Stated exercise: In the article below on National Lottery funding of religious groups, how many projects a year does the Big Lottery Fund say it supports?

Passage to read:
☆ ☆ ☆ ☆

Gay rights activists: Lottery response to accusations of funding of anti-gay religious groups is ‘disingenuous’
The National Lottery has responded to a report from last week which found that Big Lottery Fund money had been given to religious groups which were linked to homophobia, but has been accused of “evading” the concerns raised.
A spokesman for the Big Lottery Fund (BIG) defended the awards, speaking to the Guardian, saying that the amounts were small, and that some were made before controversial postings appeared online. He said that some of the churches are multinational, and that material was posted outside of the UK.
The Big Lottery Fund has now responded again, in a statement which sets out that some funding is given out to religious groups as they have access to “hardest to reach” members of the community, and that sometimes background checks are lighter, in order to make the funding “accessible”.
It reads: “The Big Lottery Fund supports over 12,000 projects a year and will fund religious groups to carry out specific activities that deliver social outcomes evidenced by need. All activities funded by us must be as accessible and inclusive as possible.

☆ ☆ ☆ ☆

Provided information:
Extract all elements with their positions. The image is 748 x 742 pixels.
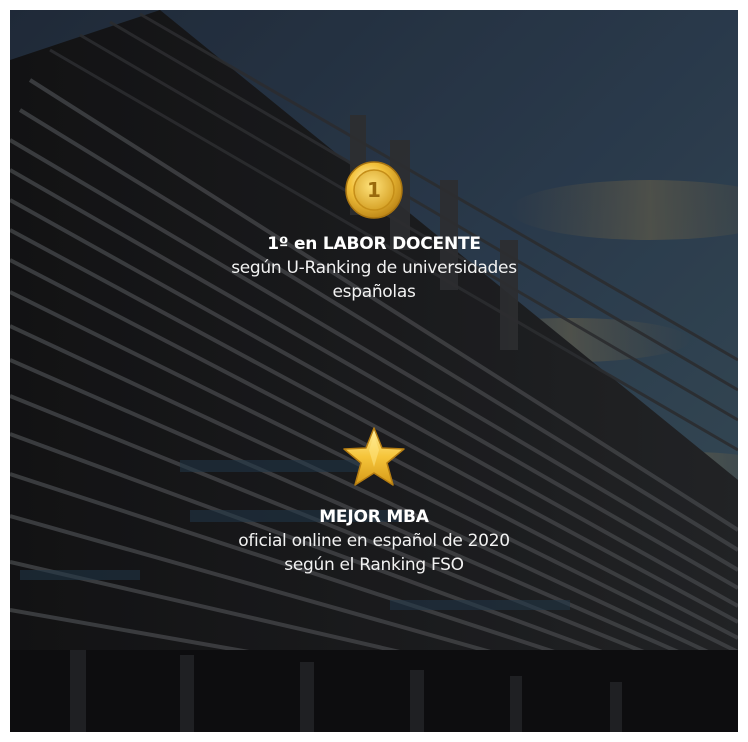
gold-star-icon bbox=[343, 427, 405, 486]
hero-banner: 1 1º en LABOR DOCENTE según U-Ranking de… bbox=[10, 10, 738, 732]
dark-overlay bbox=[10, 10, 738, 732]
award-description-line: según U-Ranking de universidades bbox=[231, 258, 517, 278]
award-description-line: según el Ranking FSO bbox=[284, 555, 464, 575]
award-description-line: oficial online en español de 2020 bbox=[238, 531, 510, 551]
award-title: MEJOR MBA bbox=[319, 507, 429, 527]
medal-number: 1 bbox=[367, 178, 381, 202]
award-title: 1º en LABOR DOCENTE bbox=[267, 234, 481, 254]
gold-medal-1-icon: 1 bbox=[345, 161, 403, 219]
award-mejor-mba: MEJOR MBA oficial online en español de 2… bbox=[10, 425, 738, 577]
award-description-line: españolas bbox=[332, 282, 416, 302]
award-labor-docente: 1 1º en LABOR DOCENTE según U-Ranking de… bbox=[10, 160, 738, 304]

☆ ☆ ☆ ☆

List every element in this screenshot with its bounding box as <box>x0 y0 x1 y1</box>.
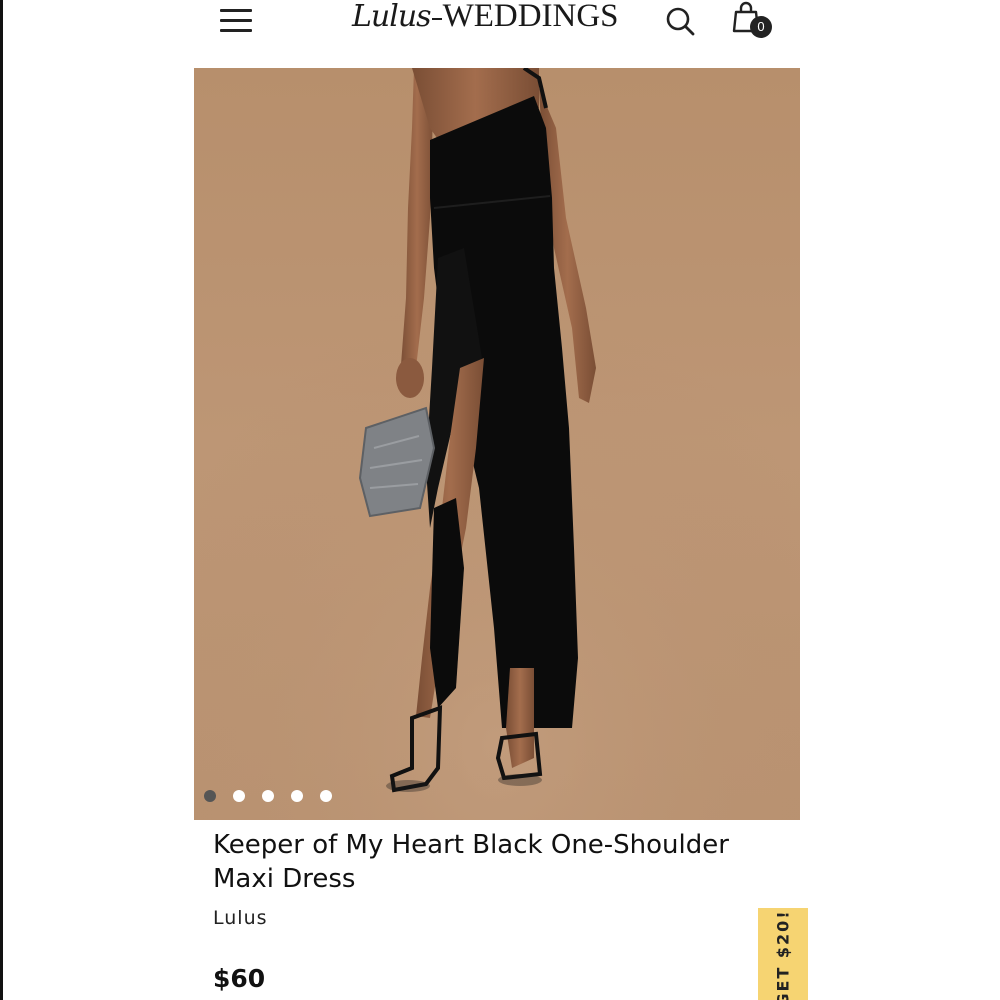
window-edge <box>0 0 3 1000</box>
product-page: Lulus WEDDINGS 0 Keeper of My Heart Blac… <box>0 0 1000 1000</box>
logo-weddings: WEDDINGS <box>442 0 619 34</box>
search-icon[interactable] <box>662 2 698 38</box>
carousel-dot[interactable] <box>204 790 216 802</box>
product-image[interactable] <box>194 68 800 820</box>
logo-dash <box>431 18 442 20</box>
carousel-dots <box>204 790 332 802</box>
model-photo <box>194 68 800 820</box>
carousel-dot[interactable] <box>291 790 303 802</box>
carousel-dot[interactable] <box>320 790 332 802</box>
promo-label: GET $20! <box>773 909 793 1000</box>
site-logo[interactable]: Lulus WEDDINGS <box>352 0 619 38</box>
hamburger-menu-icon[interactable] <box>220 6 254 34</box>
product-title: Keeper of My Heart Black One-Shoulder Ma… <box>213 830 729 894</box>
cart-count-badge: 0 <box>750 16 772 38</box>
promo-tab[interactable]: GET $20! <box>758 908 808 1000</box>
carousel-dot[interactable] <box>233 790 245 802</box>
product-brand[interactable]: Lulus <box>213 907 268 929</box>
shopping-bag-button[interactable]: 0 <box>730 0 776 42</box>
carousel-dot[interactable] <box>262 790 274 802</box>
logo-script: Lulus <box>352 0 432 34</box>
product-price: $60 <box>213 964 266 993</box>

☆ ☆ ☆ ☆

Response to the exercise: Over 12,000 projects a year.